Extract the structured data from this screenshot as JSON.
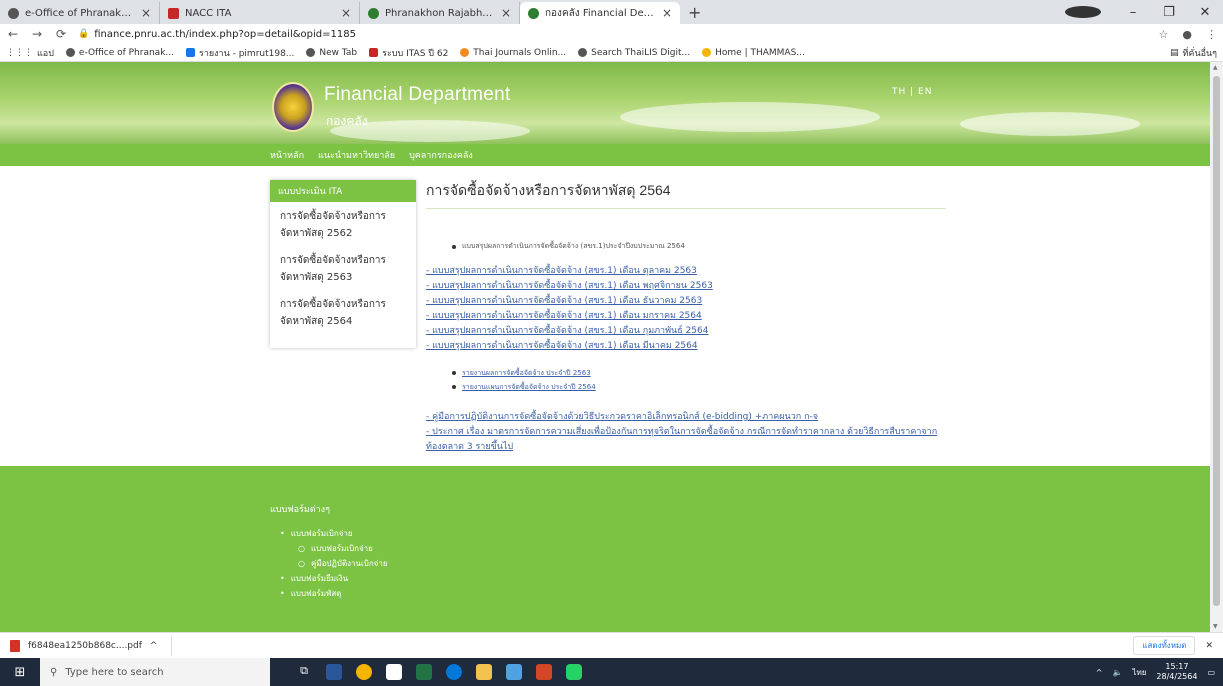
{
  "tabs": [
    {
      "label": "e-Office of Phranakhon Rajabhat",
      "icon": "globe-icon"
    },
    {
      "label": "NACC ITA",
      "icon": "nacc-icon"
    },
    {
      "label": "Phranakhon Rajabhat University",
      "icon": "globe-icon"
    },
    {
      "label": "กองคลัง Financial Department",
      "icon": "globe-icon",
      "active": true
    }
  ],
  "address": {
    "url": "finance.pnru.ac.th/index.php?op=detail&opid=1185"
  },
  "bookmarks": [
    "แอป",
    "e-Office of Phranak...",
    "รายงาน - pimrut198...",
    "New Tab",
    "ระบบ ITAS ปี 62",
    "Thai Journals Onlin...",
    "Search ThaiLIS Digit...",
    "Home | THAMMAS..."
  ],
  "bookmarks_right": "ที่คั่นอื่นๆ",
  "site": {
    "title": "Financial Department",
    "subtitle": "กองคลัง",
    "lang": "TH | EN",
    "nav": [
      "หน้าหลัก",
      "แนะนำมหาวิทยาลัย",
      "บุคลากรกองคลัง"
    ]
  },
  "sidebar": {
    "heading": "แบบประเมิน ITA",
    "items": [
      "การจัดซื้อจัดจ้างหรือการจัดหาพัสดุ 2562",
      "การจัดซื้อจัดจ้างหรือการจัดหาพัสดุ 2563",
      "การจัดซื้อจัดจ้างหรือการจัดหาพัสดุ 2564"
    ]
  },
  "content": {
    "title": "การจัดซื้อจัดจ้างหรือการจัดหาพัสดุ 2564",
    "intro_bullet": "แบบสรุปผลการดำเนินการจัดซื้อจัดจ้าง (สขร.1)ประจำปีงบประมาณ 2564",
    "monthly_links": [
      "- แบบสรุปผลการดำเนินการจัดซื้อจัดจ้าง (สขร.1) เดือน ตุลาคม 2563",
      "- แบบสรุปผลการดำเนินการจัดซื้อจัดจ้าง (สขร.1) เดือน พฤศจิกายน 2563",
      "- แบบสรุปผลการดำเนินการจัดซื้อจัดจ้าง (สขร.1) เดือน ธันวาคม 2563",
      "- แบบสรุปผลการดำเนินการจัดซื้อจัดจ้าง (สขร.1) เดือน มกราคม 2564",
      "- แบบสรุปผลการดำเนินการจัดซื้อจัดจ้าง (สขร.1) เดือน กุมภาพันธ์ 2564",
      "- แบบสรุปผลการดำเนินการจัดซื้อจัดจ้าง (สขร.1) เดือน มีนาคม 2564"
    ],
    "report_links": [
      "รายงานผลการจัดซื้อจัดจ้าง ประจำปี 2563",
      "รายงานแผนการจัดซื้อจัดจ้าง ประจำปี 2564"
    ],
    "manual_link": "- คู่มือการปฏิบัติงานการจัดซื้อจัดจ้างด้วยวิธีประกวดราคาอิเล็กทรอนิกส์ (e-bidding) +ภาคผนวก ก-จ",
    "announcement_link": "- ประกาศ เรื่อง มาตรการจัดการความเสี่ยงเพื่อป้องกันการทุจริตในการจัดซื้อจัดจ้าง กรณีการจัดทำราคากลาง ด้วยวิธีการสืบราคาจากท้องตลาด 3 รายขึ้นไป"
  },
  "footer": {
    "title": "แบบฟอร์มต่างๆ",
    "items": [
      "แบบฟอร์มเบิกจ่าย",
      "แบบฟอร์มยืมเงิน",
      "แบบฟอร์มพัสดุ"
    ],
    "sub_items": [
      "แบบฟอร์มเบิกจ่าย",
      "คู่มือปฏิบัติงานเบิกจ่าย"
    ]
  },
  "download": {
    "file": "f6848ea1250b868c....pdf",
    "show_all": "แสดงทั้งหมด"
  },
  "taskbar": {
    "search_placeholder": "Type here to search",
    "time": "15:17",
    "date": "28/4/2564",
    "lang": "ไทย"
  }
}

- DIRECTION -
Skip the images and write out the rest of the listing exactly.

- SOLVED EXERCISE -
Extract the structured data from this screenshot as JSON.
{
  "tabs": [
    {
      "label": "e-Office of Phranakhon Rajabhat",
      "icon": "globe-icon"
    },
    {
      "label": "NACC ITA",
      "icon": "nacc-icon"
    },
    {
      "label": "Phranakhon Rajabhat University",
      "icon": "globe-icon"
    },
    {
      "label": "กองคลัง Financial Department",
      "icon": "globe-icon",
      "active": true
    }
  ],
  "address": {
    "url": "finance.pnru.ac.th/index.php?op=detail&opid=1185"
  },
  "bookmarks": [
    "แอป",
    "e-Office of Phranak...",
    "รายงาน - pimrut198...",
    "New Tab",
    "ระบบ ITAS ปี 62",
    "Thai Journals Onlin...",
    "Search ThaiLIS Digit...",
    "Home | THAMMAS..."
  ],
  "bookmarks_right": "ที่คั่นอื่นๆ",
  "site": {
    "title": "Financial Department",
    "subtitle": "กองคลัง",
    "lang": "TH | EN",
    "nav": [
      "หน้าหลัก",
      "แนะนำมหาวิทยาลัย",
      "บุคลากรกองคลัง"
    ]
  },
  "sidebar": {
    "heading": "แบบประเมิน ITA",
    "items": [
      "การจัดซื้อจัดจ้างหรือการจัดหาพัสดุ 2562",
      "การจัดซื้อจัดจ้างหรือการจัดหาพัสดุ 2563",
      "การจัดซื้อจัดจ้างหรือการจัดหาพัสดุ 2564"
    ]
  },
  "content": {
    "title": "การจัดซื้อจัดจ้างหรือการจัดหาพัสดุ 2564",
    "intro_bullet": "แบบสรุปผลการดำเนินการจัดซื้อจัดจ้าง (สขร.1)ประจำปีงบประมาณ 2564",
    "monthly_links": [
      "- แบบสรุปผลการดำเนินการจัดซื้อจัดจ้าง (สขร.1) เดือน ตุลาคม 2563",
      "- แบบสรุปผลการดำเนินการจัดซื้อจัดจ้าง (สขร.1) เดือน พฤศจิกายน 2563",
      "- แบบสรุปผลการดำเนินการจัดซื้อจัดจ้าง (สขร.1) เดือน ธันวาคม 2563",
      "- แบบสรุปผลการดำเนินการจัดซื้อจัดจ้าง (สขร.1) เดือน มกราคม 2564",
      "- แบบสรุปผลการดำเนินการจัดซื้อจัดจ้าง (สขร.1) เดือน กุมภาพันธ์ 2564",
      "- แบบสรุปผลการดำเนินการจัดซื้อจัดจ้าง (สขร.1) เดือน มีนาคม 2564"
    ],
    "report_links": [
      "รายงานผลการจัดซื้อจัดจ้าง ประจำปี 2563",
      "รายงานแผนการจัดซื้อจัดจ้าง ประจำปี 2564"
    ],
    "manual_link": "- คู่มือการปฏิบัติงานการจัดซื้อจัดจ้างด้วยวิธีประกวดราคาอิเล็กทรอนิกส์ (e-bidding) +ภาคผนวก ก-จ",
    "announcement_link": "- ประกาศ เรื่อง มาตรการจัดการความเสี่ยงเพื่อป้องกันการทุจริตในการจัดซื้อจัดจ้าง กรณีการจัดทำราคากลาง ด้วยวิธีการสืบราคาจากท้องตลาด 3 รายขึ้นไป"
  },
  "footer": {
    "title": "แบบฟอร์มต่างๆ",
    "items": [
      "แบบฟอร์มเบิกจ่าย",
      "แบบฟอร์มยืมเงิน",
      "แบบฟอร์มพัสดุ"
    ],
    "sub_items": [
      "แบบฟอร์มเบิกจ่าย",
      "คู่มือปฏิบัติงานเบิกจ่าย"
    ]
  },
  "download": {
    "file": "f6848ea1250b868c....pdf",
    "show_all": "แสดงทั้งหมด"
  },
  "taskbar": {
    "search_placeholder": "Type here to search",
    "time": "15:17",
    "date": "28/4/2564",
    "lang": "ไทย"
  }
}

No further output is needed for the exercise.